- _Task requirements_
Output the material below in its entirety, exactly as given.

- _Extracted information_
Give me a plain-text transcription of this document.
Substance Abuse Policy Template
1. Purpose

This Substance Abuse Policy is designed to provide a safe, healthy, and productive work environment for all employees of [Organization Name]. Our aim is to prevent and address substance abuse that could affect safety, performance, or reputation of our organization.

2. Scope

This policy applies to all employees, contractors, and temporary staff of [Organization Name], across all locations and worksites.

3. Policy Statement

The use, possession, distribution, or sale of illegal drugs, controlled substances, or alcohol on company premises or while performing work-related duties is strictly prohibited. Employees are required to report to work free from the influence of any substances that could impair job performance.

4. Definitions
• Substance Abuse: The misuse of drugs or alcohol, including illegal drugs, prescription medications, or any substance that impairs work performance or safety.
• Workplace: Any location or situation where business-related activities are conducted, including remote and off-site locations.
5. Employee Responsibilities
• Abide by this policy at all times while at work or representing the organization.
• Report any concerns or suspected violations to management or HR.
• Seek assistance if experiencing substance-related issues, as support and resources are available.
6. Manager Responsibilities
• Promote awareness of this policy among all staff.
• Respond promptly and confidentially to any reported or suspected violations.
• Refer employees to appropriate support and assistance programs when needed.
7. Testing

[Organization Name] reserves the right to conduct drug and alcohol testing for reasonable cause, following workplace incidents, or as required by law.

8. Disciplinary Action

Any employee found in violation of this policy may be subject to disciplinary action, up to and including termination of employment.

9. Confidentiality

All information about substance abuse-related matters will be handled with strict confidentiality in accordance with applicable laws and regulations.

- _Full answer_
Give me a plain-text transcription of this document.
Substance Abuse Policy Template
1. Purpose

This Substance Abuse Policy is designed to provide a safe, healthy, and productive work environment for all employees of [Organization Name]. Our aim is to prevent and address substance abuse that could affect safety, performance, or reputation of our organization.

2. Scope

This policy applies to all employees, contractors, and temporary staff of [Organization Name], across all locations and worksites.

3. Policy Statement

The use, possession, distribution, or sale of illegal drugs, controlled substances, or alcohol on company premises or while performing work-related duties is strictly prohibited. Employees are required to report to work free from the influence of any substances that could impair job performance.

4. Definitions
• Substance Abuse: The misuse of drugs or alcohol, including illegal drugs, prescription medications, or any substance that impairs work performance or safety.
• Workplace: Any location or situation where business-related activities are conducted, including remote and off-site locations.
5. Employee Responsibilities
• Abide by this policy at all times while at work or representing the organization.
• Report any concerns or suspected violations to management or HR.
• Seek assistance if experiencing substance-related issues, as support and resources are available.
6. Manager Responsibilities
• Promote awareness of this policy among all staff.
• Respond promptly and confidentially to any reported or suspected violations.
• Refer employees to appropriate support and assistance programs when needed.
7. Testing

[Organization Name] reserves the right to conduct drug and alcohol testing for reasonable cause, following workplace incidents, or as required by law.

8. Disciplinary Action

Any employee found in violation of this policy may be subject to disciplinary action, up to and including termination of employment.

9. Confidentiality

All information about substance abuse-related matters will be handled with strict confidentiality in accordance with applicable laws and regulations.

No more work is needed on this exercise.